======== MATERIAL ZUR ÜBUNG ========
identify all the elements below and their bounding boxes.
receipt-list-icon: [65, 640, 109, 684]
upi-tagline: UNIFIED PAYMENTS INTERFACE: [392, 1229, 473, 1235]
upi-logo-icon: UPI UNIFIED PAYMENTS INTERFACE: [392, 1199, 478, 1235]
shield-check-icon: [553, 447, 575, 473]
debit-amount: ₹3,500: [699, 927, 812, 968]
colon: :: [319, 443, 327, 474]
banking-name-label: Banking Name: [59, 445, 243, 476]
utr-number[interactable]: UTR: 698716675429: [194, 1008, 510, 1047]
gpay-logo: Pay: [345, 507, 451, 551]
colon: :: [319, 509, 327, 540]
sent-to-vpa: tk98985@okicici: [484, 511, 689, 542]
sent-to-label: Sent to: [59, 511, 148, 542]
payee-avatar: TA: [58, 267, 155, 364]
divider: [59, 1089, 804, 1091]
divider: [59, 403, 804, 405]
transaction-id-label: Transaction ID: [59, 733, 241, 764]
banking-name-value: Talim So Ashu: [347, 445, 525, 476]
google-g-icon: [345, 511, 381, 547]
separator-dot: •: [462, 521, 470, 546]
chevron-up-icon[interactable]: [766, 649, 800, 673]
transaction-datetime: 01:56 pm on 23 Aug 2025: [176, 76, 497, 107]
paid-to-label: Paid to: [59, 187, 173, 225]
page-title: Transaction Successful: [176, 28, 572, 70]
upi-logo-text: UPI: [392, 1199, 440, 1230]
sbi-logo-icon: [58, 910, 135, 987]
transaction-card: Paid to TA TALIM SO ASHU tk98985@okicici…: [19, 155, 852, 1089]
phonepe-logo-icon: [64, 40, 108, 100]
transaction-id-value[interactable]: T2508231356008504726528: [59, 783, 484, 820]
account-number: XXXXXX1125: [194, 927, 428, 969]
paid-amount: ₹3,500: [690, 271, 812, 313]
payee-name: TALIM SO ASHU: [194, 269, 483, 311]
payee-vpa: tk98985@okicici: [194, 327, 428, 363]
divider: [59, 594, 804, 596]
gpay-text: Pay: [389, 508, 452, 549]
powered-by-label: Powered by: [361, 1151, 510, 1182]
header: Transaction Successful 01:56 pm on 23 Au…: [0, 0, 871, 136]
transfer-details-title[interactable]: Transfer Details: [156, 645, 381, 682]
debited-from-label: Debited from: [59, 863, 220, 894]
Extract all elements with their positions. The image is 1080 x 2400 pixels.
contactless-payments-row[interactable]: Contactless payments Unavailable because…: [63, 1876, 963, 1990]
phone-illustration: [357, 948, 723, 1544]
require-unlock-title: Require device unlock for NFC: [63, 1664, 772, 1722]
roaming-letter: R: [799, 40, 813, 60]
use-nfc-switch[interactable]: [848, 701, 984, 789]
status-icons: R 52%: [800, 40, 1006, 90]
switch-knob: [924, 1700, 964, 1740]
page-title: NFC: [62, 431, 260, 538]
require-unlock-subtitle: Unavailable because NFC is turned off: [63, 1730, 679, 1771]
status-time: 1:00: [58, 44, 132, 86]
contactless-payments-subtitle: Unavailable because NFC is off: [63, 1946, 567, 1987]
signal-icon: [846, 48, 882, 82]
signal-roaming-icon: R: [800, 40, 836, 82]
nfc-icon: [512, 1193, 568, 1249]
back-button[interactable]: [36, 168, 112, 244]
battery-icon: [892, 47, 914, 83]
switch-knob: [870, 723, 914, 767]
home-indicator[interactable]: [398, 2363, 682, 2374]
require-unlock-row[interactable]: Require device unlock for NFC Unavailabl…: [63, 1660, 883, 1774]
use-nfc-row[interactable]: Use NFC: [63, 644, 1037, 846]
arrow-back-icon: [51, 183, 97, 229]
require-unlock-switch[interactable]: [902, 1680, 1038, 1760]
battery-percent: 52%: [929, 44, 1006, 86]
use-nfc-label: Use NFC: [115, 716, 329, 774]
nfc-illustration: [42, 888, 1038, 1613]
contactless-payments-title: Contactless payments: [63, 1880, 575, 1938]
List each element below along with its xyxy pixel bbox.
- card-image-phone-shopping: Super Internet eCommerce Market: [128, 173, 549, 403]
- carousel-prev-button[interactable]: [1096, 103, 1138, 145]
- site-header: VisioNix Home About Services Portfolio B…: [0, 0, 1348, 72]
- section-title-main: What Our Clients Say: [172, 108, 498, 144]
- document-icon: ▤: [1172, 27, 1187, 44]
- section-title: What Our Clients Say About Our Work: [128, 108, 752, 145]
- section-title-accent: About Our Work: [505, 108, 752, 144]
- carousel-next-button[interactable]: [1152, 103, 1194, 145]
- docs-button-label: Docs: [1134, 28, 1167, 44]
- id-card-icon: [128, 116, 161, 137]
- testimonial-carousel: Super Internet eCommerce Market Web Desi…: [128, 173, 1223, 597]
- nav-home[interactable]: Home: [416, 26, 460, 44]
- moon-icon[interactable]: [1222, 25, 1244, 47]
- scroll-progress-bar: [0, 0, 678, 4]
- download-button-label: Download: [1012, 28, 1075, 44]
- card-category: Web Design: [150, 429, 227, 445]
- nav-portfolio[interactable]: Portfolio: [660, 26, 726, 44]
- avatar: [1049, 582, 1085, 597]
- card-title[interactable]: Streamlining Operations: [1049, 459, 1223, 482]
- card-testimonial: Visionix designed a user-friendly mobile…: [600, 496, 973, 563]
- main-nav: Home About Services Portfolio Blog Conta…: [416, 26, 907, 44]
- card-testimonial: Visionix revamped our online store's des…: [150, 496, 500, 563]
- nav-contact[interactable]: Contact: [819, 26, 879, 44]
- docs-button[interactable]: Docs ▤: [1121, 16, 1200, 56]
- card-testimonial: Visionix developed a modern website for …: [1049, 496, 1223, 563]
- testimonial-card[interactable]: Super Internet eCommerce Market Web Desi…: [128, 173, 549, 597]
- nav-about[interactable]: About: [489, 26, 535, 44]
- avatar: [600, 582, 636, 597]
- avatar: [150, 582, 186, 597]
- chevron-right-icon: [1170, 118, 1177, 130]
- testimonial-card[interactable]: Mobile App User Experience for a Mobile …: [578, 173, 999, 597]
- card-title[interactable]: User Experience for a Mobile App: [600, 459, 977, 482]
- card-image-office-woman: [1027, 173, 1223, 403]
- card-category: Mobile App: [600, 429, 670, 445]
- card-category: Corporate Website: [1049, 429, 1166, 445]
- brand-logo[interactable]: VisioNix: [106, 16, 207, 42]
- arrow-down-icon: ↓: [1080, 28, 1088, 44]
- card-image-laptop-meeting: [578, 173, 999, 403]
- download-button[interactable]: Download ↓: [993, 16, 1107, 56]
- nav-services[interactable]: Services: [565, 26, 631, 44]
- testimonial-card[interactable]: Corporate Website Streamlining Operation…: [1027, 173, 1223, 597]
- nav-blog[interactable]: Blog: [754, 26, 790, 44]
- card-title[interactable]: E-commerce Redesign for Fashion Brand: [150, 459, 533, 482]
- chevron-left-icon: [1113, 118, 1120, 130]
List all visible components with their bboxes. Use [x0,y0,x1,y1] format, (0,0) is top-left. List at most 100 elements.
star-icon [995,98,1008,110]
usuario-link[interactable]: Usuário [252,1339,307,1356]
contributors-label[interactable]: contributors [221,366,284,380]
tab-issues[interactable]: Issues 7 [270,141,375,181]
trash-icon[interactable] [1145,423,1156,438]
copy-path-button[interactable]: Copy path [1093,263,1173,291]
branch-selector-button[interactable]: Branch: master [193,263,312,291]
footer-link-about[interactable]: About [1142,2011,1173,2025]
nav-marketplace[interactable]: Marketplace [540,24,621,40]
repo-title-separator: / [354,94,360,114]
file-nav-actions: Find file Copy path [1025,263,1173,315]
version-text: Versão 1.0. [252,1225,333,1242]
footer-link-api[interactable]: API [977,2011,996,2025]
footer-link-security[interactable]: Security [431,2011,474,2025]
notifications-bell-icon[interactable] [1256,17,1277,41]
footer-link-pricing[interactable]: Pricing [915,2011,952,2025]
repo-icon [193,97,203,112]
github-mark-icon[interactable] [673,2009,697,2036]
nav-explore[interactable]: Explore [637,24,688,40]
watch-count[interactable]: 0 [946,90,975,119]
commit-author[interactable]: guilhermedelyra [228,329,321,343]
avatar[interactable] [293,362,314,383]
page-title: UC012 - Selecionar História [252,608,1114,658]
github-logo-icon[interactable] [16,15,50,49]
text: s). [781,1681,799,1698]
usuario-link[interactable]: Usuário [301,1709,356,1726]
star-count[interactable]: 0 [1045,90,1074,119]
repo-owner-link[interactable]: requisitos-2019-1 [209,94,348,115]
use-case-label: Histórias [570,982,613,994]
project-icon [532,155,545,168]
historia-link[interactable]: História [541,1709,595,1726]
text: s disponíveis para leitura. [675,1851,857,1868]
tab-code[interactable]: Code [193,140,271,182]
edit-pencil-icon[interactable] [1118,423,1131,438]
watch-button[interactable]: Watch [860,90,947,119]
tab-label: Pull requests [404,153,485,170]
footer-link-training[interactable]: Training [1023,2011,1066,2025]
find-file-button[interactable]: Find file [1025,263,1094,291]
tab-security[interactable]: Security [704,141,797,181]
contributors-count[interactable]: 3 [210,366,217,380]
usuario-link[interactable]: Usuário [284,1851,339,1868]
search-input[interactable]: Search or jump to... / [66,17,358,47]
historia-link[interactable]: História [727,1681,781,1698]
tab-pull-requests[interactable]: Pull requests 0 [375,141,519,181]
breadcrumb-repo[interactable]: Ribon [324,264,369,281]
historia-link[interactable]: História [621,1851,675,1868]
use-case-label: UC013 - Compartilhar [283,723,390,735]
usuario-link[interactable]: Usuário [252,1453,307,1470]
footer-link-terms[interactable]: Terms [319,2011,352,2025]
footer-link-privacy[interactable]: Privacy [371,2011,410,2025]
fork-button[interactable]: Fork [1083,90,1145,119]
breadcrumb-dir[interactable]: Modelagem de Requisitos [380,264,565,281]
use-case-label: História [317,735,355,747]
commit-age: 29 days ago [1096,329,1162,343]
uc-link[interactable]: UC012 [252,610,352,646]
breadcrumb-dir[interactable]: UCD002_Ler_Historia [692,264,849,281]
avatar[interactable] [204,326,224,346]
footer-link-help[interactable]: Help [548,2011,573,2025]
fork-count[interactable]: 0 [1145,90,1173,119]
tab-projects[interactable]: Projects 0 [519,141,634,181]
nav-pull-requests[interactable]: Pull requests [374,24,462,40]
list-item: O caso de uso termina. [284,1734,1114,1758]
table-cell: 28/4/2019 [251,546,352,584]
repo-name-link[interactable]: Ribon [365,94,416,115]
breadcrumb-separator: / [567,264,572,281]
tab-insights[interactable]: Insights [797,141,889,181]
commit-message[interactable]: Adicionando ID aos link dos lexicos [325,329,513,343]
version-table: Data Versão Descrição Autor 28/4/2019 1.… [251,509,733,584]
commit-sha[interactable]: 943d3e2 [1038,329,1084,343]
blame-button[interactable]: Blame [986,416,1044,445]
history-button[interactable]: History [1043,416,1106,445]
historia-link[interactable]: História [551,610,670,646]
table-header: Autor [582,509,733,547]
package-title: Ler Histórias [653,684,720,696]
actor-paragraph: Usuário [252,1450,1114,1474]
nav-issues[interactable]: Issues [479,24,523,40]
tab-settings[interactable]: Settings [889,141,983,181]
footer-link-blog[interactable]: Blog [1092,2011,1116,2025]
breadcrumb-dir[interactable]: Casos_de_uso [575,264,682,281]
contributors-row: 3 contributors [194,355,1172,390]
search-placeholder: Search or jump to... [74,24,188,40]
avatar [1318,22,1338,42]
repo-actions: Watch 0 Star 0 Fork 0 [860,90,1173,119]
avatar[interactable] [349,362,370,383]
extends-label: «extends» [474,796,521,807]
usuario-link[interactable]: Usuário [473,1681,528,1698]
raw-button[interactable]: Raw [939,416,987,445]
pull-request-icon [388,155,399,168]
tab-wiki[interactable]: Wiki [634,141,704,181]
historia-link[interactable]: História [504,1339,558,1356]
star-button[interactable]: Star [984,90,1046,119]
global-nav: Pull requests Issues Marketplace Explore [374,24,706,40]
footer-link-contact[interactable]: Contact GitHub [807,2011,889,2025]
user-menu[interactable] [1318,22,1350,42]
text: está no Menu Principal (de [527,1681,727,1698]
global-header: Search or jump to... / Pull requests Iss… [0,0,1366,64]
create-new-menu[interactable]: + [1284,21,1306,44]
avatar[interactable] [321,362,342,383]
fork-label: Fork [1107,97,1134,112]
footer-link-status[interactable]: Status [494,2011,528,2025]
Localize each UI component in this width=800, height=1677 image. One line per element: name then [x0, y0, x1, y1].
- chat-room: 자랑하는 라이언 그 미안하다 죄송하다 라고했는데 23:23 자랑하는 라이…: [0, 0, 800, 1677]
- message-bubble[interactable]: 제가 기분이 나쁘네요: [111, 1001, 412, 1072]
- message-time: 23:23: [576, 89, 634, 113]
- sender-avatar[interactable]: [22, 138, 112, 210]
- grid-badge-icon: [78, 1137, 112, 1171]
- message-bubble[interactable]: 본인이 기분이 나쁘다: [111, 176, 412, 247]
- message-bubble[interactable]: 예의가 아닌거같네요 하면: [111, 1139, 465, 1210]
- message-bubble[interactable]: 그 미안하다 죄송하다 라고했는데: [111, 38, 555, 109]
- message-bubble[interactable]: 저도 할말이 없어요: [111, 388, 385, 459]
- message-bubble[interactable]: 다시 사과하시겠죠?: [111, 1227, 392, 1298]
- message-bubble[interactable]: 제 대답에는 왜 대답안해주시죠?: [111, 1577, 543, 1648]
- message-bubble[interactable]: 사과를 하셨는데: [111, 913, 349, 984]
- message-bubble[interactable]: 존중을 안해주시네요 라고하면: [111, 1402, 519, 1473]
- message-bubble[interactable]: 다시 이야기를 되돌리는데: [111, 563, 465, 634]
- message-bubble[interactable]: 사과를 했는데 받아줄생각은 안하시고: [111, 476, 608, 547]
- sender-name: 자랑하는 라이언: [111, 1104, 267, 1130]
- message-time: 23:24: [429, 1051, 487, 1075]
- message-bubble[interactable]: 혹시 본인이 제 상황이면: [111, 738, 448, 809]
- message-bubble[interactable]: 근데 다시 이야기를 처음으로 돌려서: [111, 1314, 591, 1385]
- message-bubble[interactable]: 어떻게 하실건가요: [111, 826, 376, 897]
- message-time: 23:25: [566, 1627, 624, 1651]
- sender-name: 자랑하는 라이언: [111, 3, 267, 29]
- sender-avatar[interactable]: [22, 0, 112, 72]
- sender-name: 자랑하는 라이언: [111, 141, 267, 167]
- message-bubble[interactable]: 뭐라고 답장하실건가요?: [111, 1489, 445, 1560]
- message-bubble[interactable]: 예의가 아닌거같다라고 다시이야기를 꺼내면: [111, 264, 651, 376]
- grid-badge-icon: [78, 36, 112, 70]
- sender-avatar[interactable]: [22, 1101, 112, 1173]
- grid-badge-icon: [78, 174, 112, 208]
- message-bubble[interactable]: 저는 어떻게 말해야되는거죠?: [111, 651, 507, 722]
========
DEINE AUFGABE> Gib nur die Zeilen vom Anfang des Materials bis einschließlich der Zeile mit „Extract all elements“ als nummerierte Liste wieder. Lass dabei leere Zeilen weg.

DIE LÖSUNG>
1. identify all the elements below and their bounding boxes.
2. receipt-list-icon: [65, 640, 109, 684]
3. upi-tagline: UNIFIED PAYMENTS INTERFACE: [392, 1229, 473, 1235]
4. upi-logo-icon: UPI UNIFIED PAYMENTS INTERFACE: [392, 1199, 478, 1235]
5. shield-check-icon: [553, 447, 575, 473]
6. debit-amount: ₹3,500: [699, 927, 812, 968]
7. colon: :: [319, 443, 327, 474]
8. banking-name-label: Banking Name: [59, 445, 243, 476]
9. utr-number[interactable]: UTR: 698716675429: [194, 1008, 510, 1047]
10. gpay-logo: Pay: [345, 507, 451, 551]
11. colon: :: [319, 509, 327, 540]
12. sent-to-vpa: tk98985@okicici: [484, 511, 689, 542]
13. sent-to-label: Sent to: [59, 511, 148, 542]
14. payee-avatar: TA: [58, 267, 155, 364]
15. divider: [59, 1089, 804, 1091]
16. divider: [59, 403, 804, 405]
17. transaction-id-label: Transaction ID: [59, 733, 241, 764]
18. banking-name-value: Talim So Ashu: [347, 445, 525, 476]
19. google-g-icon: [345, 511, 381, 547]
20. separator-dot: •: [462, 521, 470, 546]
21. chevron-up-icon[interactable]: [766, 649, 800, 673]
22. transaction-datetime: 01:56 pm on 23 Aug 2025: [176, 76, 497, 107]
23. paid-to-label: Paid to: [59, 187, 173, 225]
24. page-title: Transaction Successful: [176, 28, 572, 70]
25. upi-logo-text: UPI: [392, 1199, 440, 1230]
26. sbi-logo-icon: [58, 910, 135, 987]
27. transaction-card: Paid to TA TALIM SO ASHU tk98985@okicici…: [19, 155, 852, 1089]
28. phonepe-logo-icon: [64, 40, 108, 100]
29. transaction-id-value[interactable]: T2508231356008504726528: [59, 783, 484, 820]
30. account-number: XXXXXX1125: [194, 927, 428, 969]
31. paid-amount: ₹3,500: [690, 271, 812, 313]
32. payee-name: TALIM SO ASHU: [194, 269, 483, 311]
33. payee-vpa: tk98985@okicici: [194, 327, 428, 363]
34. divider: [59, 594, 804, 596]
35. gpay-text: Pay: [389, 508, 452, 549]
36. powered-by-label: Powered by: [361, 1151, 510, 1182]
37. header: Transaction Successful 01:56 pm on 23 Au…: [0, 0, 871, 136]
38. transfer-details-title[interactable]: Transfer Details: [156, 645, 381, 682]
39. debited-from-label: Debited from: [59, 863, 220, 894]
40. Extract all elements with their positions. The image is 1080 x 2400 pixels.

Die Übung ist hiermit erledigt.